| Stated goal |
Search the data for the string "JSON" and extract every line where it appears.

[Collection entries]

----

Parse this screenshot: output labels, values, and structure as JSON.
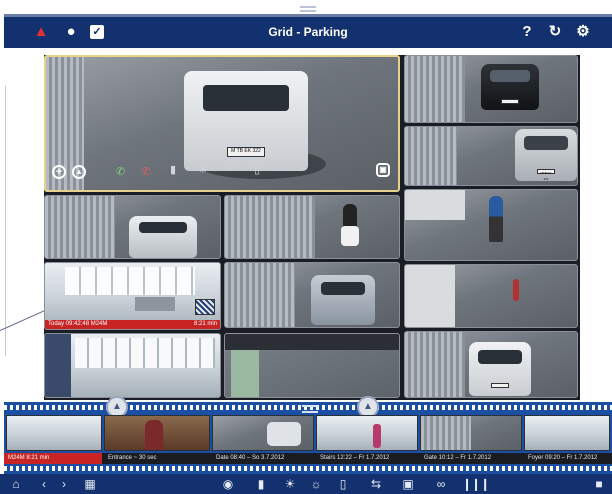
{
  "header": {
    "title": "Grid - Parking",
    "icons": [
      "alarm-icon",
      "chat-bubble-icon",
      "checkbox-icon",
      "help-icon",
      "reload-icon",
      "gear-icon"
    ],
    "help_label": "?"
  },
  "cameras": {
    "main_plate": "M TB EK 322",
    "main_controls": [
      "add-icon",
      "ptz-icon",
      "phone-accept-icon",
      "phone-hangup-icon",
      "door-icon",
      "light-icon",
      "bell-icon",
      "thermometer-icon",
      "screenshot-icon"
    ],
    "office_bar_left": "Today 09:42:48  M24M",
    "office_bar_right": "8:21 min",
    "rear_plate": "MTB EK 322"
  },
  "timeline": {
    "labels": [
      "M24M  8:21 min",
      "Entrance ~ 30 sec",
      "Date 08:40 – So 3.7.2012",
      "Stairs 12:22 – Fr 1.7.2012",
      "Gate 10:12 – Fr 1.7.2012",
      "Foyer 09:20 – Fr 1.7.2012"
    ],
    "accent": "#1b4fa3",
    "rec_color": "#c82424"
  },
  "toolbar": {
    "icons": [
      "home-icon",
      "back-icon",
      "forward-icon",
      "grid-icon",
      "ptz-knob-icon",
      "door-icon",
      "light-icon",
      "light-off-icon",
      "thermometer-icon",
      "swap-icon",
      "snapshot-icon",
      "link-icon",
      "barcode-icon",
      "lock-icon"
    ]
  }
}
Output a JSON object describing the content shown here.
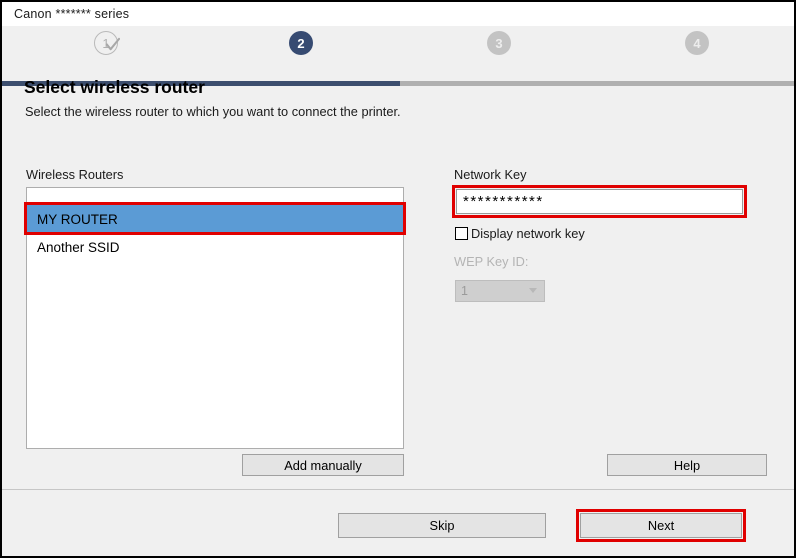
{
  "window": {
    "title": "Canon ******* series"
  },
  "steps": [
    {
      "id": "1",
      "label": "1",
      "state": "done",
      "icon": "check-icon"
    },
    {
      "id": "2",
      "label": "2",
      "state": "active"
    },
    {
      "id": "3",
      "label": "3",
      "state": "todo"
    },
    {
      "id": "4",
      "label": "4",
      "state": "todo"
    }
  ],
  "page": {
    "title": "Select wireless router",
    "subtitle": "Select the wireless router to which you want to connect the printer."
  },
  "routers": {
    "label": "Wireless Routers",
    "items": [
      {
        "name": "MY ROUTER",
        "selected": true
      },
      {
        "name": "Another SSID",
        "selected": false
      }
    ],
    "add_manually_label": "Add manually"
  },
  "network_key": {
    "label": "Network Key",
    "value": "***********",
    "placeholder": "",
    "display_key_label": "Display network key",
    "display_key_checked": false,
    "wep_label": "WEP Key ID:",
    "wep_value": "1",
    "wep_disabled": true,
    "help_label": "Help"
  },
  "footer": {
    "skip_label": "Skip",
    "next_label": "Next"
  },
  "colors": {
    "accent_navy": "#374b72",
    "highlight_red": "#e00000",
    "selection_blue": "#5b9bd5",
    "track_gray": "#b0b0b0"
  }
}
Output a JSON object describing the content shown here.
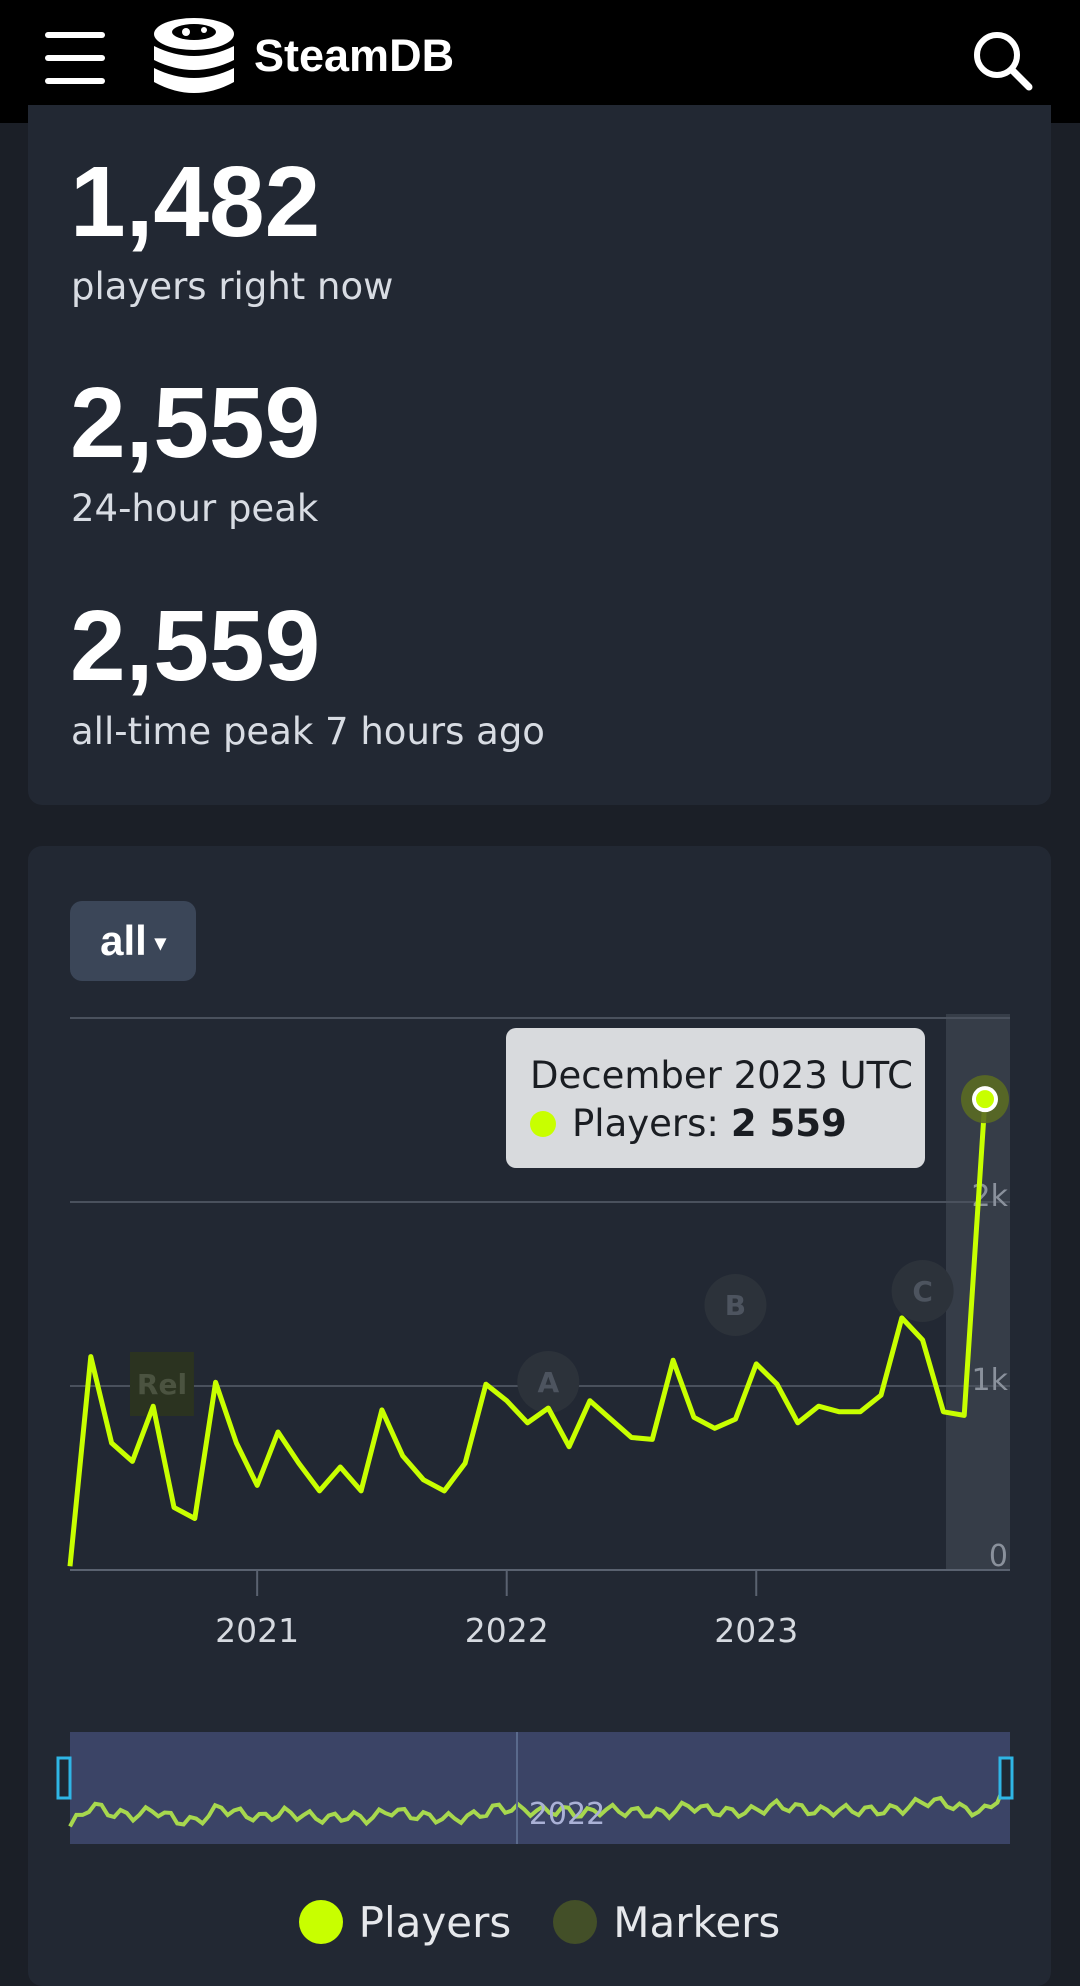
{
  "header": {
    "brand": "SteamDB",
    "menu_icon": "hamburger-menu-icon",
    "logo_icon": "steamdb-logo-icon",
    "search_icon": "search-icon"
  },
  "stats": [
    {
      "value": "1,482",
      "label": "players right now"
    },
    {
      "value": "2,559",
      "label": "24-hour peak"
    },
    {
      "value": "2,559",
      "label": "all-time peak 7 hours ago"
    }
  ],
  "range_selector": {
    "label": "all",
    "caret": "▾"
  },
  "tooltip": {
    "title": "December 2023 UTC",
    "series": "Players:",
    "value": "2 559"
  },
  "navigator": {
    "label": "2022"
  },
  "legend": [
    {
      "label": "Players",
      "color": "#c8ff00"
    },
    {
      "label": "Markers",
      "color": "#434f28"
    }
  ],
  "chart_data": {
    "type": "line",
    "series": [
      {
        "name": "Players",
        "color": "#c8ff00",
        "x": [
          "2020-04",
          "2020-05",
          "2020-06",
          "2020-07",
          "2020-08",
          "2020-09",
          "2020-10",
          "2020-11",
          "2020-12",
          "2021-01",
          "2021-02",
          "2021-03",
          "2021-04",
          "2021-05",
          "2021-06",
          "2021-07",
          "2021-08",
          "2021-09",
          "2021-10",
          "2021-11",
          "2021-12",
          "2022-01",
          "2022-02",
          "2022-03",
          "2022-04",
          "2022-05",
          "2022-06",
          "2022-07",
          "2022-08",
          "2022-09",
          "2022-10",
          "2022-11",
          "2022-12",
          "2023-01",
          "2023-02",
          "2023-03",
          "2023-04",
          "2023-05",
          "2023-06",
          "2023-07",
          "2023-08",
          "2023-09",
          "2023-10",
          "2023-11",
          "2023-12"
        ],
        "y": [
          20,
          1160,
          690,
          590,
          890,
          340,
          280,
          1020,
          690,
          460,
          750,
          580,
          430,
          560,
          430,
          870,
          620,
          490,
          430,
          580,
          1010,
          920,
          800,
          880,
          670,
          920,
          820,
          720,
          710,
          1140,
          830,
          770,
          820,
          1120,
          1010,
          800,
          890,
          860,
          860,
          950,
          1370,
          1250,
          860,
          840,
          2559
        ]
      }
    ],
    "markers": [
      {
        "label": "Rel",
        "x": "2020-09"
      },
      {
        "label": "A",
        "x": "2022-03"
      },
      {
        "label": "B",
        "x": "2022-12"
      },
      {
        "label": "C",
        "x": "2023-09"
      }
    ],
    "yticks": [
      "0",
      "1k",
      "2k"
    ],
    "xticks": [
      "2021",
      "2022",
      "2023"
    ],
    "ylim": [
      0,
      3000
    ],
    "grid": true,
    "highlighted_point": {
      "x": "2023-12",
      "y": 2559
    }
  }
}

----

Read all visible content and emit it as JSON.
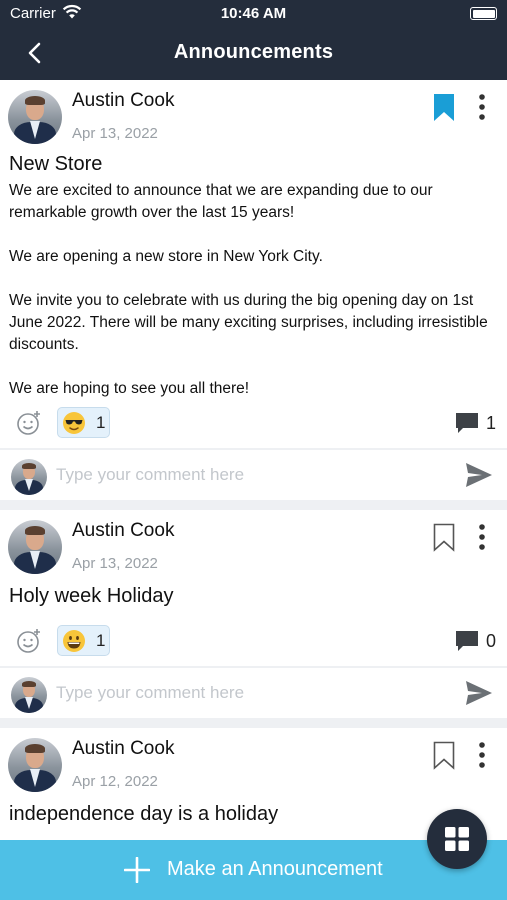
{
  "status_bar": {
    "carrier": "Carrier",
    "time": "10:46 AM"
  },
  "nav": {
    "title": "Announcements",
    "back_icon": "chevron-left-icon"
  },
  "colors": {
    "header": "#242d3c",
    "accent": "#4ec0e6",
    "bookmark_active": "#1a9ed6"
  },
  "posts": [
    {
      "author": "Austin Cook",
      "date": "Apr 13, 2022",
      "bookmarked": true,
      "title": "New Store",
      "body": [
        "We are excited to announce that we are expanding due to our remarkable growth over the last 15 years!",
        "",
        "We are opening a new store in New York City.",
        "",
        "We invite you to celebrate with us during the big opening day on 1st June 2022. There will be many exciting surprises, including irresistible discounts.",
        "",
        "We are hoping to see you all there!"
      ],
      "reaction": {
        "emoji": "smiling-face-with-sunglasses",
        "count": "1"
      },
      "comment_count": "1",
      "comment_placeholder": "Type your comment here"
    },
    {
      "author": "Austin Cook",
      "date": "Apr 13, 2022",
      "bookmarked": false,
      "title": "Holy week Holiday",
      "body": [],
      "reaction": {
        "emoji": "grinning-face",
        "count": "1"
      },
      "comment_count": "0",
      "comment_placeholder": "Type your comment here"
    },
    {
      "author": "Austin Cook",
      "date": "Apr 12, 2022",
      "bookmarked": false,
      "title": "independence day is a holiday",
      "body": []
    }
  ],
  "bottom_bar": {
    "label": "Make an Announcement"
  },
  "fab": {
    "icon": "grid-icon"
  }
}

----

| Result for this exercise |
Parse this screenshot: output labels, values, and structure as JSON.
Output a JSON object describing the content shown here.
Output a JSON object describing the content shown here.
Read all visible content and emit it as JSON.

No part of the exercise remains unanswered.